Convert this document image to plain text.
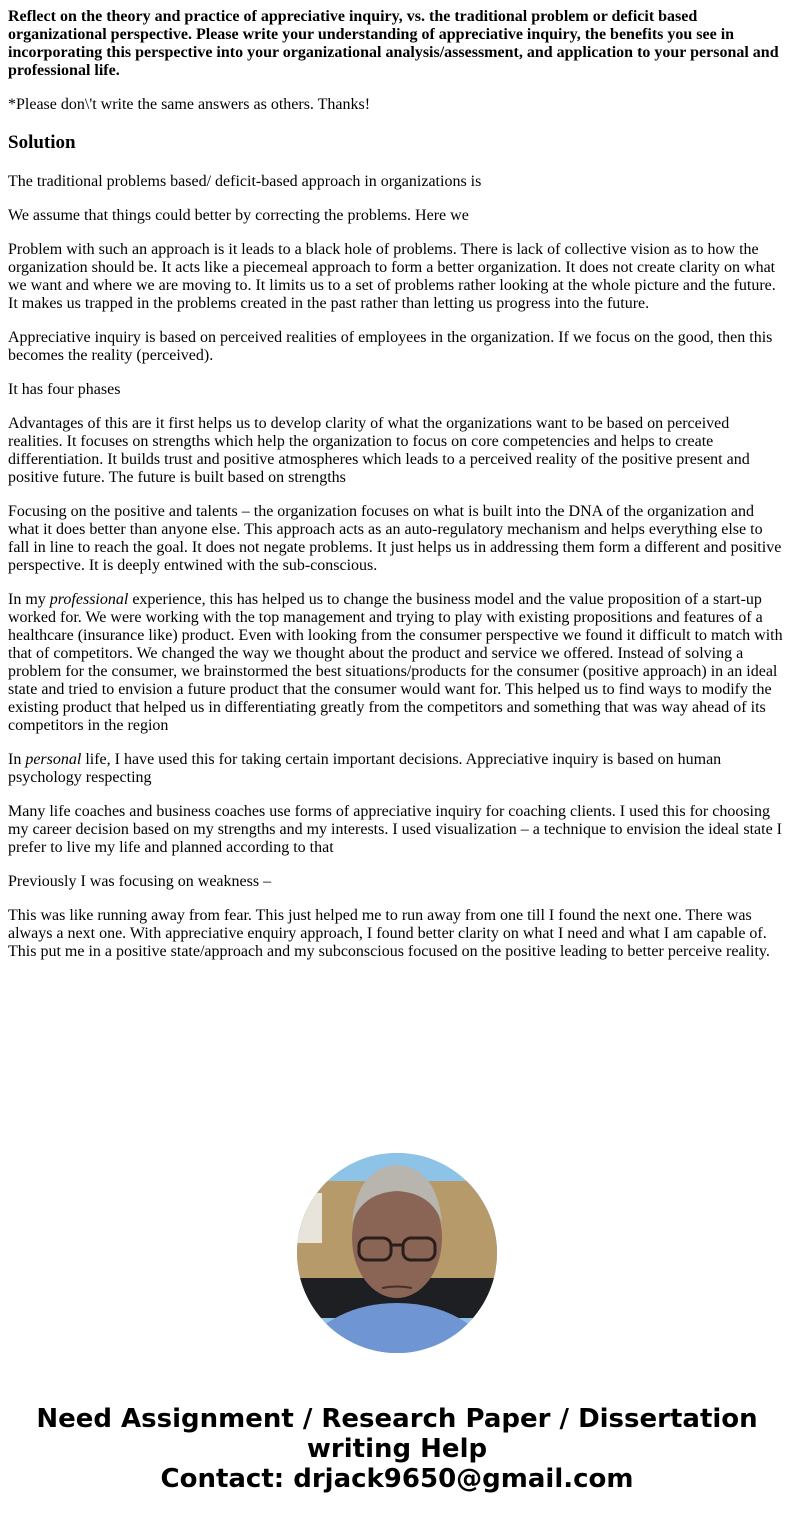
Reflect on the theory and practice of appreciative inquiry, vs. the traditional problem or deficit based organizational perspective. Please write your understanding of appreciative inquiry, the benefits you see in incorporating this perspective into your organizational analysis/assessment, and application to your personal and professional life.

*Please don\'t write the same answers as others. Thanks!

Solution

The traditional problems based/ deficit-based approach in organizations is

We assume that things could better by correcting the problems. Here we

Problem with such an approach is it leads to a black hole of problems. There is lack of collective vision as to how the organization should be. It acts like a piecemeal approach to form a better organization. It does not create clarity on what we want and where we are moving to. It limits us to a set of problems rather looking at the whole picture and the future. It makes us trapped in the problems created in the past rather than letting us progress into the future.

Appreciative inquiry is based on perceived realities of employees in the organization. If we focus on the good, then this becomes the reality (perceived).

It has four phases

Advantages of this are it first helps us to develop clarity of what the organizations want to be based on perceived realities. It focuses on strengths which help the organization to focus on core competencies and helps to create differentiation. It builds trust and positive atmospheres which leads to a perceived reality of the positive present and positive future. The future is built based on strengths

Focusing on the positive and talents – the organization focuses on what is built into the DNA of the organization and what it does better than anyone else. This approach acts as an auto-regulatory mechanism and helps everything else to fall in line to reach the goal. It does not negate problems. It just helps us in addressing them form a different and positive perspective. It is deeply entwined with the sub-conscious.

In my professional experience, this has helped us to change the business model and the value proposition of a start-up worked for. We were working with the top management and trying to play with existing propositions and features of a healthcare (insurance like) product. Even with looking from the consumer perspective we found it difficult to match with that of competitors. We changed the way we thought about the product and service we offered. Instead of solving a problem for the consumer, we brainstormed the best situations/products for the consumer (positive approach) in an ideal state and tried to envision a future product that the consumer would want for. This helped us to find ways to modify the existing product that helped us in differentiating greatly from the competitors and something that was way ahead of its competitors in the region

In personal life, I have used this for taking certain important decisions. Appreciative inquiry is based on human psychology respecting

Many life coaches and business coaches use forms of appreciative inquiry for coaching clients. I used this for choosing my career decision based on my strengths and my interests. I used visualization – a technique to envision the ideal state I prefer to live my life and planned according to that

Previously I was focusing on weakness –

This was like running away from fear. This just helped me to run away from one till I found the next one. There was always a next one. With appreciative enquiry approach, I found better clarity on what I need and what I am capable of. This put me in a positive state/approach and my subconscious focused on the positive leading to better perceive reality.

Need Assignment / Research Paper / Dissertation
writing Help
Contact: drjack9650@gmail.com
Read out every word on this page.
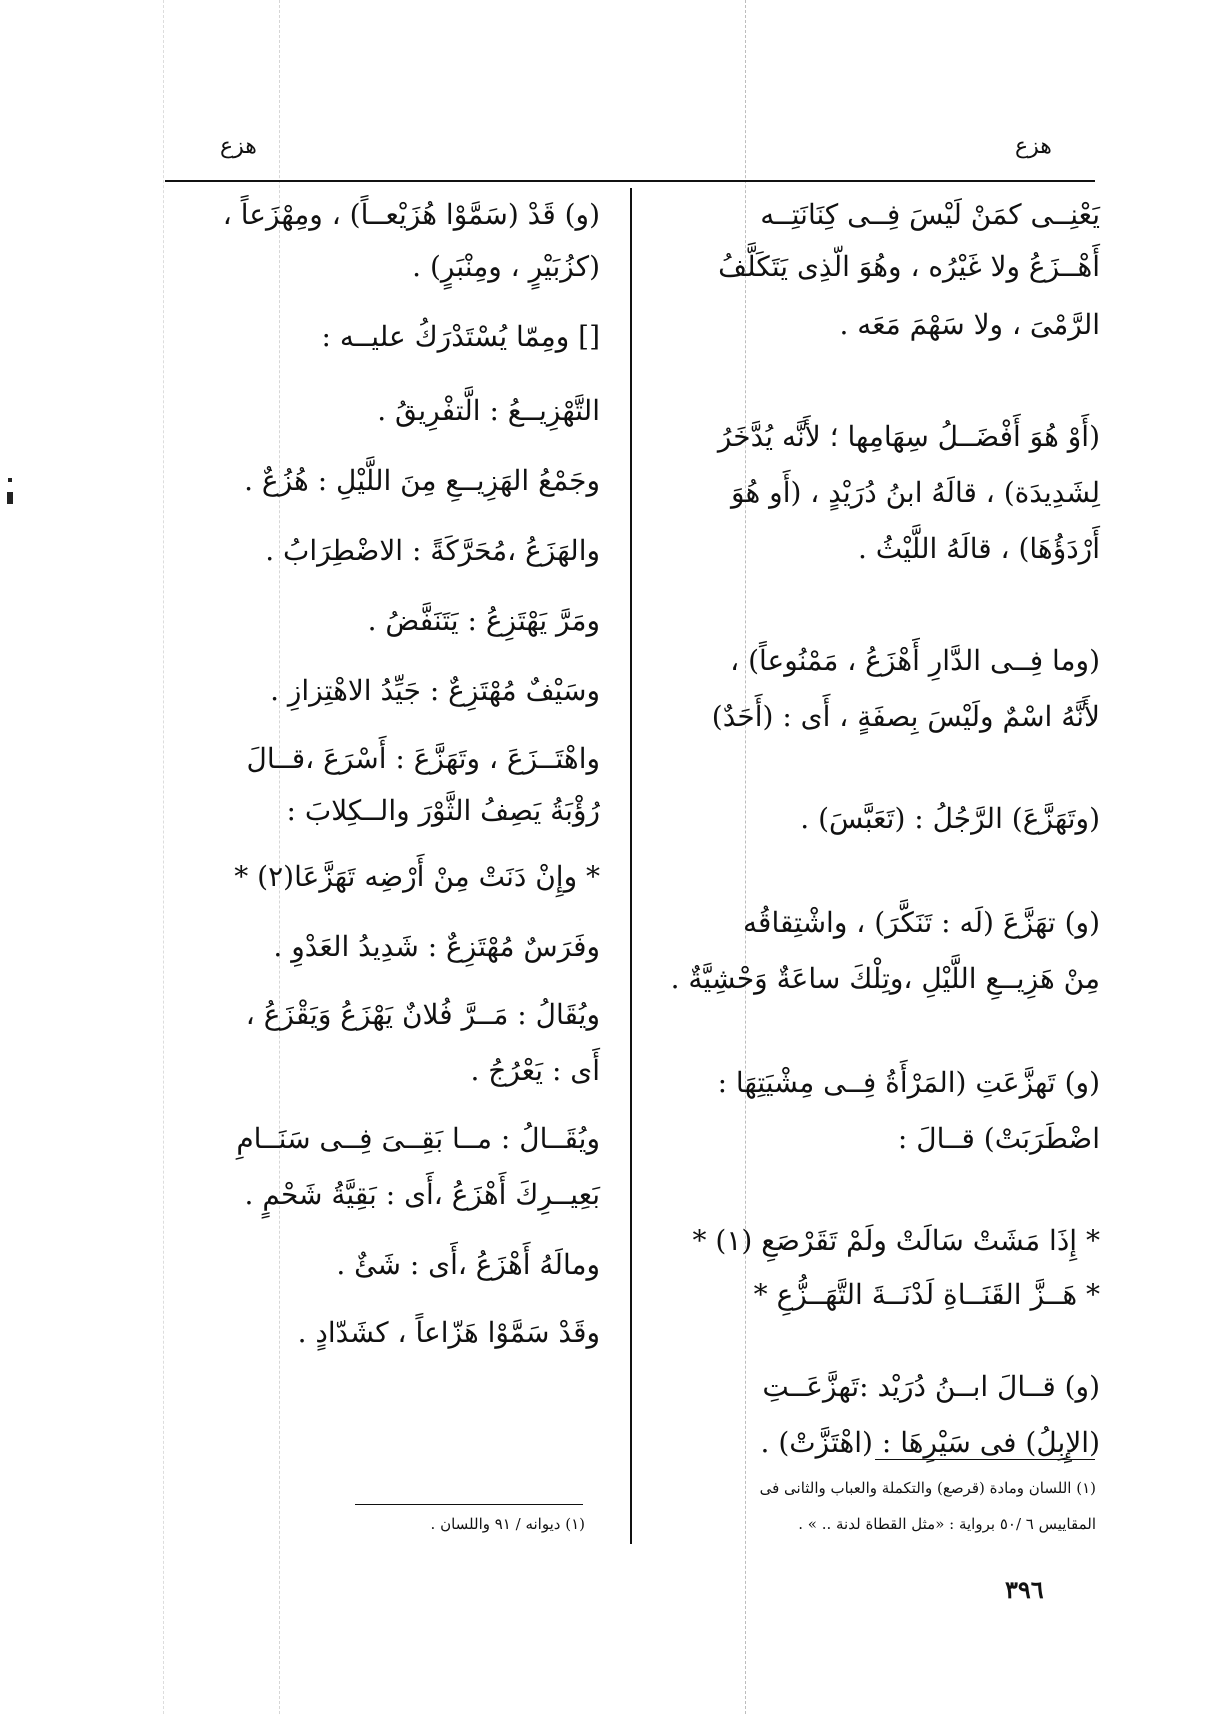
هزع
هزع

يَعْنِــى كمَنْ لَيْسَ فِــى كِنَانَتِــه

أَهْــزَعُ ولا غَيْرُه ، وهُوَ الّذِى يَتَكَلَّفُ

الرَّمْىَ ، ولا سَهْمَ مَعَه .

(أَوْ هُوَ أَفْضَــلُ سِهَامِها ؛ لأَنَّه يُدَّخَرُ

لِشَدِيدَة) ، قالَهُ ابنُ دُرَيْدٍ ، (أَو هُوَ

أَرْدَؤُهَا) ، قالَهُ اللَّيْثُ .

(وما فِــى الدَّارِ أَهْزَعُ ، مَمْنُوعاً) ،

لأَنَّهُ اسْمٌ ولَيْسَ بِصفَةٍ ، أَى : (أَحَدٌ)

(وتَهَزَّعَ) الرَّجُلُ : (تَعَبَّسَ) .

(و) تهَزَّعَ (لَه : تَنَكَّرَ) ، واشْتِقاقُه

مِنْ هَزِيــعِ اللَّيْلِ ،وتِلْكَ ساعَةٌ وَحْشِيَّةٌ .

(و) تَهزَّعَتِ (المَرْأَةُ فِــى مِشْيَتِهَا :

اضْطَرَبَتْ) قــالَ :

* إِذَا مَشَتْ سَالَتْ ولَمْ تَقَرْصَعِ (١) *

* هَــزَّ القَنَــاةِ لَدْنَــةَ التَّهَــزُّعِ *

(و) قــالَ ابــنُ دُرَيْد :تَهزَّعَــتِ

(الإِبِلُ) فى سَيْرِهَا : (اهْتَزَّتْ) .

(و) قَدْ (سَمَّوْا هُزَيْعــاً) ، ومِهْزَعاً ،

(كزُبَيْرٍ ، ومِنْبَرٍ) .

[] ومِمّا يُسْتَدْرَكُ عليــه :

التَّهْزِيــعُ : الَّتفْرِيقُ .

وجَمْعُ الهَزِيــعِ مِنَ اللَّيْلِ : هُزُعٌ .

والهَزَعُ ،مُحَرَّكَةً : الاضْطِرَابُ .

ومَرَّ يَهْتَزِعُ : يَتَنَفَّضُ .

وسَيْفٌ مُهْتَزِعٌ : جَيِّدُ الاهْتِزازِ .

واهْتَــزَعَ ، وتَهَزَّعَ : أَسْرَعَ ،قــالَ

رُؤْبَةُ يَصِفُ الثَّوْرَ والــكِلابَ :

* وإِنْ دَنَتْ مِنْ أَرْضِه تَهَزَّعَا(٢) *

وفَرَسٌ مُهْتَزِعٌ : شَدِيدُ العَدْوِ .

ويُقَالُ : مَــرَّ فُلانٌ يَهْزَعُ وَيَقْزَعُ ،

أَى : يَعْرُجُ .

ويُقَــالُ : مــا بَقِــىَ فِــى سَنَــامِ

بَعِيــرِكَ أَهْزَعُ ،أَى : بَقِيَّةُ شَحْمٍ .

ومالَهُ أَهْزَعُ ،أَى : شَئٌ .

وقَدْ سَمَّوْا هَزّاعاً ، كشَدّادٍ .

(١) اللسان ومادة (قرصع) والتكملة والعباب والثانى فى
المقاييس ٦ /٥٠ برواية : «مثل القطاة لدنة .. » .
(١) ديوانه / ٩١ واللسان .
٣٩٦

____________

» Direction
The records above should be reproduced exactly, with no pictures included.

» Solution to the problem
Convert this document image to plain text.
Reflect on the theory and practice of appreciative inquiry, vs. the traditional problem or deficit based organizational perspective. Please write your understanding of appreciative inquiry, the benefits you see in incorporating this perspective into your organizational analysis/assessment, and application to your personal and professional life.

*Please don\'t write the same answers as others. Thanks!

Solution

The traditional problems based/ deficit-based approach in organizations is

We assume that things could better by correcting the problems. Here we

Problem with such an approach is it leads to a black hole of problems. There is lack of collective vision as to how the organization should be. It acts like a piecemeal approach to form a better organization. It does not create clarity on what we want and where we are moving to. It limits us to a set of problems rather looking at the whole picture and the future. It makes us trapped in the problems created in the past rather than letting us progress into the future.

Appreciative inquiry is based on perceived realities of employees in the organization. If we focus on the good, then this becomes the reality (perceived).

It has four phases

Advantages of this are it first helps us to develop clarity of what the organizations want to be based on perceived realities. It focuses on strengths which help the organization to focus on core competencies and helps to create differentiation. It builds trust and positive atmospheres which leads to a perceived reality of the positive present and positive future. The future is built based on strengths

Focusing on the positive and talents – the organization focuses on what is built into the DNA of the organization and what it does better than anyone else. This approach acts as an auto-regulatory mechanism and helps everything else to fall in line to reach the goal. It does not negate problems. It just helps us in addressing them form a different and positive perspective. It is deeply entwined with the sub-conscious.

In my professional experience, this has helped us to change the business model and the value proposition of a start-up worked for. We were working with the top management and trying to play with existing propositions and features of a healthcare (insurance like) product. Even with looking from the consumer perspective we found it difficult to match with that of competitors. We changed the way we thought about the product and service we offered. Instead of solving a problem for the consumer, we brainstormed the best situations/products for the consumer (positive approach) in an ideal state and tried to envision a future product that the consumer would want for. This helped us to find ways to modify the existing product that helped us in differentiating greatly from the competitors and something that was way ahead of its competitors in the region

In personal life, I have used this for taking certain important decisions. Appreciative inquiry is based on human psychology respecting

Many life coaches and business coaches use forms of appreciative inquiry for coaching clients. I used this for choosing my career decision based on my strengths and my interests. I used visualization – a technique to envision the ideal state I prefer to live my life and planned according to that

Previously I was focusing on weakness –

This was like running away from fear. This just helped me to run away from one till I found the next one. There was always a next one. With appreciative enquiry approach, I found better clarity on what I need and what I am capable of. This put me in a positive state/approach and my subconscious focused on the positive leading to better perceive reality.

Need Assignment / Research Paper / Dissertation
writing Help
Contact: drjack9650@gmail.com
Read out every word on this page.
هزع
هزع

يَعْنِــى كمَنْ لَيْسَ فِــى كِنَانَتِــه

أَهْــزَعُ ولا غَيْرُه ، وهُوَ الّذِى يَتَكَلَّفُ

الرَّمْىَ ، ولا سَهْمَ مَعَه .

(أَوْ هُوَ أَفْضَــلُ سِهَامِها ؛ لأَنَّه يُدَّخَرُ

لِشَدِيدَة) ، قالَهُ ابنُ دُرَيْدٍ ، (أَو هُوَ

أَرْدَؤُهَا) ، قالَهُ اللَّيْثُ .

(وما فِــى الدَّارِ أَهْزَعُ ، مَمْنُوعاً) ،

لأَنَّهُ اسْمٌ ولَيْسَ بِصفَةٍ ، أَى : (أَحَدٌ)

(وتَهَزَّعَ) الرَّجُلُ : (تَعَبَّسَ) .

(و) تهَزَّعَ (لَه : تَنَكَّرَ) ، واشْتِقاقُه

مِنْ هَزِيــعِ اللَّيْلِ ،وتِلْكَ ساعَةٌ وَحْشِيَّةٌ .

(و) تَهزَّعَتِ (المَرْأَةُ فِــى مِشْيَتِهَا :

اضْطَرَبَتْ) قــالَ :

* إِذَا مَشَتْ سَالَتْ ولَمْ تَقَرْصَعِ (١) *

* هَــزَّ القَنَــاةِ لَدْنَــةَ التَّهَــزُّعِ *

(و) قــالَ ابــنُ دُرَيْد :تَهزَّعَــتِ

(الإِبِلُ) فى سَيْرِهَا : (اهْتَزَّتْ) .

(و) قَدْ (سَمَّوْا هُزَيْعــاً) ، ومِهْزَعاً ،

(كزُبَيْرٍ ، ومِنْبَرٍ) .

[] ومِمّا يُسْتَدْرَكُ عليــه :

التَّهْزِيــعُ : الَّتفْرِيقُ .

وجَمْعُ الهَزِيــعِ مِنَ اللَّيْلِ : هُزُعٌ .

والهَزَعُ ،مُحَرَّكَةً : الاضْطِرَابُ .

ومَرَّ يَهْتَزِعُ : يَتَنَفَّضُ .

وسَيْفٌ مُهْتَزِعٌ : جَيِّدُ الاهْتِزازِ .

واهْتَــزَعَ ، وتَهَزَّعَ : أَسْرَعَ ،قــالَ

رُؤْبَةُ يَصِفُ الثَّوْرَ والــكِلابَ :

* وإِنْ دَنَتْ مِنْ أَرْضِه تَهَزَّعَا(٢) *

وفَرَسٌ مُهْتَزِعٌ : شَدِيدُ العَدْوِ .

ويُقَالُ : مَــرَّ فُلانٌ يَهْزَعُ وَيَقْزَعُ ،

أَى : يَعْرُجُ .

ويُقَــالُ : مــا بَقِــىَ فِــى سَنَــامِ

بَعِيــرِكَ أَهْزَعُ ،أَى : بَقِيَّةُ شَحْمٍ .

ومالَهُ أَهْزَعُ ،أَى : شَئٌ .

وقَدْ سَمَّوْا هَزّاعاً ، كشَدّادٍ .

(١) اللسان ومادة (قرصع) والتكملة والعباب والثانى فى
المقاييس ٦ /٥٠ برواية : «مثل القطاة لدنة .. » .
(١) ديوانه / ٩١ واللسان .
٣٩٦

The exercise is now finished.